▶ Exercise details: Copy every line of the records below where the word "Shelf" occurs.

▶ The input:
┌──
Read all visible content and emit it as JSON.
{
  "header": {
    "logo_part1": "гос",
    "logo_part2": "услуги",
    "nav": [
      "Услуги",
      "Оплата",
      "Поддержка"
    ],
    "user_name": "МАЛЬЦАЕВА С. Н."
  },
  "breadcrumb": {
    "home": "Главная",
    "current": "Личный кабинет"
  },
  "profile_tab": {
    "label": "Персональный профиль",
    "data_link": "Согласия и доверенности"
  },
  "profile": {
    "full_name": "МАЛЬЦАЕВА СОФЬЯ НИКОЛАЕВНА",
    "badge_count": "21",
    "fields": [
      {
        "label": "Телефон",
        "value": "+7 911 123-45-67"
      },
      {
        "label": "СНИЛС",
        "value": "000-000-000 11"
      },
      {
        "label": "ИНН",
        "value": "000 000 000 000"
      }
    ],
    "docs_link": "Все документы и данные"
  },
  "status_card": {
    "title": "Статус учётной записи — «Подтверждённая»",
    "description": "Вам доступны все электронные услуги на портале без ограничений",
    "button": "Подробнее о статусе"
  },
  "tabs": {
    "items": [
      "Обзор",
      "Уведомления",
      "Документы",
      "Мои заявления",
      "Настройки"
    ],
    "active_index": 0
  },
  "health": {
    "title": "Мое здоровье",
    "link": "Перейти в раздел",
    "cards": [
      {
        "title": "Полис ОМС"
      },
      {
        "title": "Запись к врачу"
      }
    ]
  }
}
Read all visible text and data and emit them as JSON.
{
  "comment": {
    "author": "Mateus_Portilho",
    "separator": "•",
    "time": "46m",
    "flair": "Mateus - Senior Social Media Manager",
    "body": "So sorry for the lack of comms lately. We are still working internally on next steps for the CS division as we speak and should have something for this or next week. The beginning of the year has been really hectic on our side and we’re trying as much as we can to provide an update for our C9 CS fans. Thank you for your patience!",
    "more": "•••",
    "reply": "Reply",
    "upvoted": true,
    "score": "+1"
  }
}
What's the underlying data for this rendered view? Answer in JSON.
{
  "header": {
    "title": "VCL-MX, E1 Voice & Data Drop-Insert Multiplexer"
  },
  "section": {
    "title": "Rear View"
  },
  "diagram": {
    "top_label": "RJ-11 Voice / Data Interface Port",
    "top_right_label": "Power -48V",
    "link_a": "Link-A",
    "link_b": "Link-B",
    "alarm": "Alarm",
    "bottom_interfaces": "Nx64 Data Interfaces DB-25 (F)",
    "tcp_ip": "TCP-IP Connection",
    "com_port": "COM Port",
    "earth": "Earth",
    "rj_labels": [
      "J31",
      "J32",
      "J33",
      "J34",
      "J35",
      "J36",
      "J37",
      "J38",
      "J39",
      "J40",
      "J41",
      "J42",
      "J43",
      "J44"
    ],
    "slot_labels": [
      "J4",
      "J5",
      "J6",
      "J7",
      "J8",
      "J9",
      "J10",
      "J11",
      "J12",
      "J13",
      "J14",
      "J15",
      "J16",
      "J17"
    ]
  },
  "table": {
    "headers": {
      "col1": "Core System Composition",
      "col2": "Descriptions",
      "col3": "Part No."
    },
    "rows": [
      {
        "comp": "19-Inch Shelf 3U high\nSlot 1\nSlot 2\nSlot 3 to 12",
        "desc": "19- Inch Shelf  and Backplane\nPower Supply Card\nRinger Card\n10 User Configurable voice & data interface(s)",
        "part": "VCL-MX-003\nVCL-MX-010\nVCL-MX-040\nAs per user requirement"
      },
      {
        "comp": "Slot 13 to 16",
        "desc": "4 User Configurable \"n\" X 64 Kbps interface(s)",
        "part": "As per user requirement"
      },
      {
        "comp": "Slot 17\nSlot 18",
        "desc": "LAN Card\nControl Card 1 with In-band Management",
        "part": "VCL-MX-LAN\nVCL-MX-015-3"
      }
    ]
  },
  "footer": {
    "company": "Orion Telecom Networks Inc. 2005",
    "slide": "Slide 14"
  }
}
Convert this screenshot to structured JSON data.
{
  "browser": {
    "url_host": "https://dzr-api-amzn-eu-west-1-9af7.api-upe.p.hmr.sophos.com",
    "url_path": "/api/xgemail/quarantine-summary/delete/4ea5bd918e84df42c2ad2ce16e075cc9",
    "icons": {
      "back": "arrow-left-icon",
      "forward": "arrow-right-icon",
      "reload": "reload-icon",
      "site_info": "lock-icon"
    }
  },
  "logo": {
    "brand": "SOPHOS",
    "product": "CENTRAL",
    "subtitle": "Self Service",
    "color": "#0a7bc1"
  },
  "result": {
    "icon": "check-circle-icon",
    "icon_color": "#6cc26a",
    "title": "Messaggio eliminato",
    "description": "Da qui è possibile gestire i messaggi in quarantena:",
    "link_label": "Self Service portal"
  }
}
└──
▶ Expected answer:
        "comp": "19-Inch Shelf 3U high\nSlot 1\nSlot 2\nSlot 3 to 12",
        "desc": "19- Inch Shelf  and Backplane\nPower Supply Card\nRinger Card\n10 User Configurable voice & data interface(s)",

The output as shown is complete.